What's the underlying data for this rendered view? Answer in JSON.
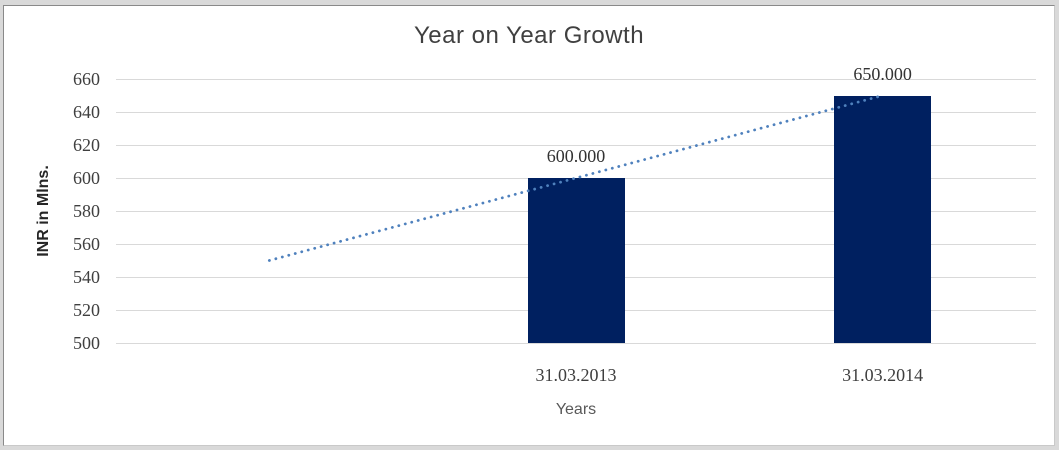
{
  "frame": {
    "background": "#d9d9d9",
    "canvas_background": "#ffffff"
  },
  "chart_data": {
    "type": "bar",
    "title": "Year on Year Growth",
    "xlabel": "Years",
    "ylabel": "INR in Mlns.",
    "ylim": [
      500,
      660
    ],
    "ytick_step": 20,
    "yticks": [
      660,
      640,
      620,
      600,
      580,
      560,
      540,
      520,
      500
    ],
    "grid": "horizontal",
    "legend": "none",
    "num_slots": 3,
    "categories": [
      "31.03.2013",
      "31.03.2014"
    ],
    "bars": [
      {
        "category": "31.03.2013",
        "value": 600,
        "data_label": "600.000",
        "slot": 1
      },
      {
        "category": "31.03.2014",
        "value": 650,
        "data_label": "650.000",
        "slot": 2
      }
    ],
    "trendline": {
      "style": "dotted",
      "color": "#4f81bd",
      "points": [
        {
          "slot": 0,
          "value": 550
        },
        {
          "slot": 2,
          "value": 650
        }
      ]
    },
    "colors": {
      "bar": "#002060",
      "gridline": "#d9d9d9",
      "title_text": "#404040",
      "tick_text": "#3f3f3f",
      "data_label_text": "#333333",
      "x_axis_title_text": "#595959",
      "y_axis_title_text": "#262626"
    }
  }
}
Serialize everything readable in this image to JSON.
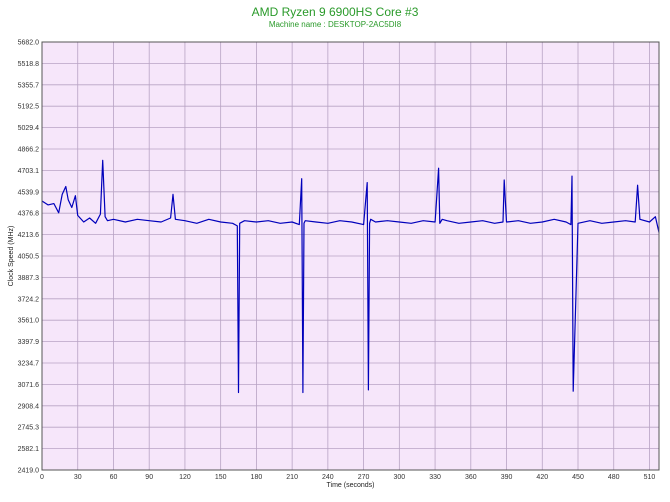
{
  "chart_data": {
    "type": "line",
    "title": "AMD Ryzen 9 6900HS Core #3",
    "subtitle": "Machine name : DESKTOP-2AC5DI8",
    "xlabel": "Time (seconds)",
    "ylabel": "Clock Speed (MHz)",
    "xlim": [
      0,
      518
    ],
    "ylim": [
      2419.0,
      5682.0
    ],
    "x_ticks": [
      "0",
      "30",
      "60",
      "90",
      "120",
      "150",
      "180",
      "210",
      "240",
      "270",
      "300",
      "330",
      "360",
      "390",
      "420",
      "450",
      "480",
      "510"
    ],
    "y_ticks": [
      "2419.0",
      "2582.1",
      "2745.3",
      "2908.4",
      "3071.6",
      "3234.7",
      "3397.9",
      "3561.0",
      "3724.2",
      "3887.3",
      "4050.5",
      "4213.6",
      "4376.8",
      "4539.9",
      "4703.1",
      "4866.2",
      "5029.4",
      "5192.5",
      "5355.7",
      "5518.8",
      "5682.0"
    ],
    "grid": true,
    "colors": {
      "line": "#0000bb",
      "plot_bg": "#f6e6fa",
      "grid": "#b8a3c4",
      "title": "#2a9a2a"
    },
    "series": [
      {
        "values_description_note": "",
        "x": [
          0,
          5,
          10,
          14,
          17,
          20,
          22,
          25,
          28,
          30,
          35,
          40,
          45,
          49,
          51,
          53,
          55,
          60,
          70,
          80,
          90,
          100,
          108,
          110,
          112,
          120,
          130,
          140,
          150,
          160,
          164,
          165,
          166,
          170,
          180,
          190,
          200,
          210,
          216,
          218,
          219,
          220,
          221,
          230,
          240,
          250,
          260,
          270,
          273,
          274,
          275,
          276,
          280,
          290,
          300,
          310,
          320,
          330,
          333,
          334,
          336,
          340,
          350,
          360,
          370,
          380,
          387,
          388,
          390,
          400,
          410,
          420,
          430,
          440,
          444,
          445,
          446,
          450,
          460,
          470,
          480,
          490,
          498,
          500,
          502,
          510,
          515,
          518
        ],
        "y": [
          4470,
          4440,
          4450,
          4380,
          4520,
          4580,
          4480,
          4420,
          4510,
          4360,
          4310,
          4340,
          4300,
          4370,
          4780,
          4350,
          4320,
          4330,
          4310,
          4330,
          4320,
          4310,
          4340,
          4520,
          4330,
          4320,
          4300,
          4330,
          4310,
          4300,
          4280,
          3010,
          4300,
          4320,
          4310,
          4320,
          4300,
          4310,
          4290,
          4640,
          3010,
          4300,
          4320,
          4310,
          4300,
          4320,
          4310,
          4290,
          4610,
          3030,
          4300,
          4330,
          4310,
          4320,
          4310,
          4300,
          4320,
          4310,
          4720,
          4300,
          4330,
          4320,
          4300,
          4310,
          4320,
          4300,
          4310,
          4630,
          4310,
          4320,
          4300,
          4310,
          4330,
          4310,
          4290,
          4660,
          3020,
          4300,
          4320,
          4300,
          4310,
          4320,
          4310,
          4590,
          4330,
          4310,
          4350,
          4230
        ]
      }
    ]
  }
}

GOAL:
What is the number of lines that hold the string "ylabel"? Give it alone.

THE COMPLETED TASK:
2